→ Problem
Every entry below must appear again, exactly as written.

→ Items
○ ○ ○ ○

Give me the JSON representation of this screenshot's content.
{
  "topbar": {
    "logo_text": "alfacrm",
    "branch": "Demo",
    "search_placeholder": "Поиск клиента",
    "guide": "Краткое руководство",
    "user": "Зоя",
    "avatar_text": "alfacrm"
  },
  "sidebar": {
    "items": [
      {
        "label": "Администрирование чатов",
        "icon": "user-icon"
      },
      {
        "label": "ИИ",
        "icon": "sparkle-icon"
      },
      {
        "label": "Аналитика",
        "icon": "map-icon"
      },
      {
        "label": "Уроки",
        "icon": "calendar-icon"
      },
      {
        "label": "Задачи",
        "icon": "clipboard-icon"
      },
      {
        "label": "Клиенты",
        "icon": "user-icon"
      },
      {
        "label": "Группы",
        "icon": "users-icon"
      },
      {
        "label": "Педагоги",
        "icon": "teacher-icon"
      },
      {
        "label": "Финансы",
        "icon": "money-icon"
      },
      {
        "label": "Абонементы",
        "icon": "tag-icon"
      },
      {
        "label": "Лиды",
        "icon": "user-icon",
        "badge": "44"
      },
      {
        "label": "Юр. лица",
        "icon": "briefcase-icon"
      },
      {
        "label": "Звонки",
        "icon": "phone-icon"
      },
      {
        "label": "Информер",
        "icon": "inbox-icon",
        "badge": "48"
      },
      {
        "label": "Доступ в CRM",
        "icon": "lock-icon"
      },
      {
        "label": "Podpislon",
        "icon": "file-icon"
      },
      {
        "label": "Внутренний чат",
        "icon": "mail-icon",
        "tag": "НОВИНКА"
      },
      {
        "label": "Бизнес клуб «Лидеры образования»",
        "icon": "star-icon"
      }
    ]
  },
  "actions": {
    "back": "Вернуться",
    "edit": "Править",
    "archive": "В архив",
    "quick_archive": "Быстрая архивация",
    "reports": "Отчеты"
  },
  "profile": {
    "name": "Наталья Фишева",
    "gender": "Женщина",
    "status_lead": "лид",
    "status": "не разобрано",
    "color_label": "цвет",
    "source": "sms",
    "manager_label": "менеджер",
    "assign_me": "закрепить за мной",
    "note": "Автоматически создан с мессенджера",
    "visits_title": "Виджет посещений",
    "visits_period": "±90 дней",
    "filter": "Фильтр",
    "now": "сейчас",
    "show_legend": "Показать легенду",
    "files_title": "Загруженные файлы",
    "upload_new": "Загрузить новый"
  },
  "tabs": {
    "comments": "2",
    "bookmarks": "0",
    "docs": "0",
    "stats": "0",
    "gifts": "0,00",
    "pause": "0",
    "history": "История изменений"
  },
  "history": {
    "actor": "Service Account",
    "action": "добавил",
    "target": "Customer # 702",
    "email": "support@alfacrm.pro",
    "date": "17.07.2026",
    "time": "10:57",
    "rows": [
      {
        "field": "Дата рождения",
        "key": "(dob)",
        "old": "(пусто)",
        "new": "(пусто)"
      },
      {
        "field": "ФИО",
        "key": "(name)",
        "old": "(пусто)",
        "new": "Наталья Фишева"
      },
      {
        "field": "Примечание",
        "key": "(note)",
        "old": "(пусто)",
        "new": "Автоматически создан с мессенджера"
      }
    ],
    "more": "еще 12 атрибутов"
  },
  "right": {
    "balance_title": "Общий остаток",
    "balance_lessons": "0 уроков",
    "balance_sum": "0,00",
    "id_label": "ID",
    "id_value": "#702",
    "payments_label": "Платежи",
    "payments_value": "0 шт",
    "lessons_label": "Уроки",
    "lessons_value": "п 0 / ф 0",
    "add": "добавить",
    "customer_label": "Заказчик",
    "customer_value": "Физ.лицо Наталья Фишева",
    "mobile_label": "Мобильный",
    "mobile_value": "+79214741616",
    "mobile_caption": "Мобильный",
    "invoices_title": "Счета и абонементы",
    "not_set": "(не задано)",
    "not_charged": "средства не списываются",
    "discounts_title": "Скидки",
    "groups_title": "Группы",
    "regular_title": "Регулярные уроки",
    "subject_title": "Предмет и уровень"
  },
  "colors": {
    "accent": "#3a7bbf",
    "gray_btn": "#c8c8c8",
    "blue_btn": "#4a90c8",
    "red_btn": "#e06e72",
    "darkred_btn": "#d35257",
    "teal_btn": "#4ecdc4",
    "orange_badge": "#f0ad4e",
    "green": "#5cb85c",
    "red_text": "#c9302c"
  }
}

○ ○ ○ ○

→ Reply to the exercise
Give me the JSON representation of this screenshot's content.
{
  "topbar": {
    "logo_text": "alfacrm",
    "branch": "Demo",
    "search_placeholder": "Поиск клиента",
    "guide": "Краткое руководство",
    "user": "Зоя",
    "avatar_text": "alfacrm"
  },
  "sidebar": {
    "items": [
      {
        "label": "Администрирование чатов",
        "icon": "user-icon"
      },
      {
        "label": "ИИ",
        "icon": "sparkle-icon"
      },
      {
        "label": "Аналитика",
        "icon": "map-icon"
      },
      {
        "label": "Уроки",
        "icon": "calendar-icon"
      },
      {
        "label": "Задачи",
        "icon": "clipboard-icon"
      },
      {
        "label": "Клиенты",
        "icon": "user-icon"
      },
      {
        "label": "Группы",
        "icon": "users-icon"
      },
      {
        "label": "Педагоги",
        "icon": "teacher-icon"
      },
      {
        "label": "Финансы",
        "icon": "money-icon"
      },
      {
        "label": "Абонементы",
        "icon": "tag-icon"
      },
      {
        "label": "Лиды",
        "icon": "user-icon",
        "badge": "44"
      },
      {
        "label": "Юр. лица",
        "icon": "briefcase-icon"
      },
      {
        "label": "Звонки",
        "icon": "phone-icon"
      },
      {
        "label": "Информер",
        "icon": "inbox-icon",
        "badge": "48"
      },
      {
        "label": "Доступ в CRM",
        "icon": "lock-icon"
      },
      {
        "label": "Podpislon",
        "icon": "file-icon"
      },
      {
        "label": "Внутренний чат",
        "icon": "mail-icon",
        "tag": "НОВИНКА"
      },
      {
        "label": "Бизнес клуб «Лидеры образования»",
        "icon": "star-icon"
      }
    ]
  },
  "actions": {
    "back": "Вернуться",
    "edit": "Править",
    "archive": "В архив",
    "quick_archive": "Быстрая архивация",
    "reports": "Отчеты"
  },
  "profile": {
    "name": "Наталья Фишева",
    "gender": "Женщина",
    "status_lead": "лид",
    "status": "не разобрано",
    "color_label": "цвет",
    "source": "sms",
    "manager_label": "менеджер",
    "assign_me": "закрепить за мной",
    "note": "Автоматически создан с мессенджера",
    "visits_title": "Виджет посещений",
    "visits_period": "±90 дней",
    "filter": "Фильтр",
    "now": "сейчас",
    "show_legend": "Показать легенду",
    "files_title": "Загруженные файлы",
    "upload_new": "Загрузить новый"
  },
  "tabs": {
    "comments": "2",
    "bookmarks": "0",
    "docs": "0",
    "stats": "0",
    "gifts": "0,00",
    "pause": "0",
    "history": "История изменений"
  },
  "history": {
    "actor": "Service Account",
    "action": "добавил",
    "target": "Customer # 702",
    "email": "support@alfacrm.pro",
    "date": "17.07.2026",
    "time": "10:57",
    "rows": [
      {
        "field": "Дата рождения",
        "key": "(dob)",
        "old": "(пусто)",
        "new": "(пусто)"
      },
      {
        "field": "ФИО",
        "key": "(name)",
        "old": "(пусто)",
        "new": "Наталья Фишева"
      },
      {
        "field": "Примечание",
        "key": "(note)",
        "old": "(пусто)",
        "new": "Автоматически создан с мессенджера"
      }
    ],
    "more": "еще 12 атрибутов"
  },
  "right": {
    "balance_title": "Общий остаток",
    "balance_lessons": "0 уроков",
    "balance_sum": "0,00",
    "id_label": "ID",
    "id_value": "#702",
    "payments_label": "Платежи",
    "payments_value": "0 шт",
    "lessons_label": "Уроки",
    "lessons_value": "п 0 / ф 0",
    "add": "добавить",
    "customer_label": "Заказчик",
    "customer_value": "Физ.лицо Наталья Фишева",
    "mobile_label": "Мобильный",
    "mobile_value": "+79214741616",
    "mobile_caption": "Мобильный",
    "invoices_title": "Счета и абонементы",
    "not_set": "(не задано)",
    "not_charged": "средства не списываются",
    "discounts_title": "Скидки",
    "groups_title": "Группы",
    "regular_title": "Регулярные уроки",
    "subject_title": "Предмет и уровень"
  },
  "colors": {
    "accent": "#3a7bbf",
    "gray_btn": "#c8c8c8",
    "blue_btn": "#4a90c8",
    "red_btn": "#e06e72",
    "darkred_btn": "#d35257",
    "teal_btn": "#4ecdc4",
    "orange_badge": "#f0ad4e",
    "green": "#5cb85c",
    "red_text": "#c9302c"
  }
}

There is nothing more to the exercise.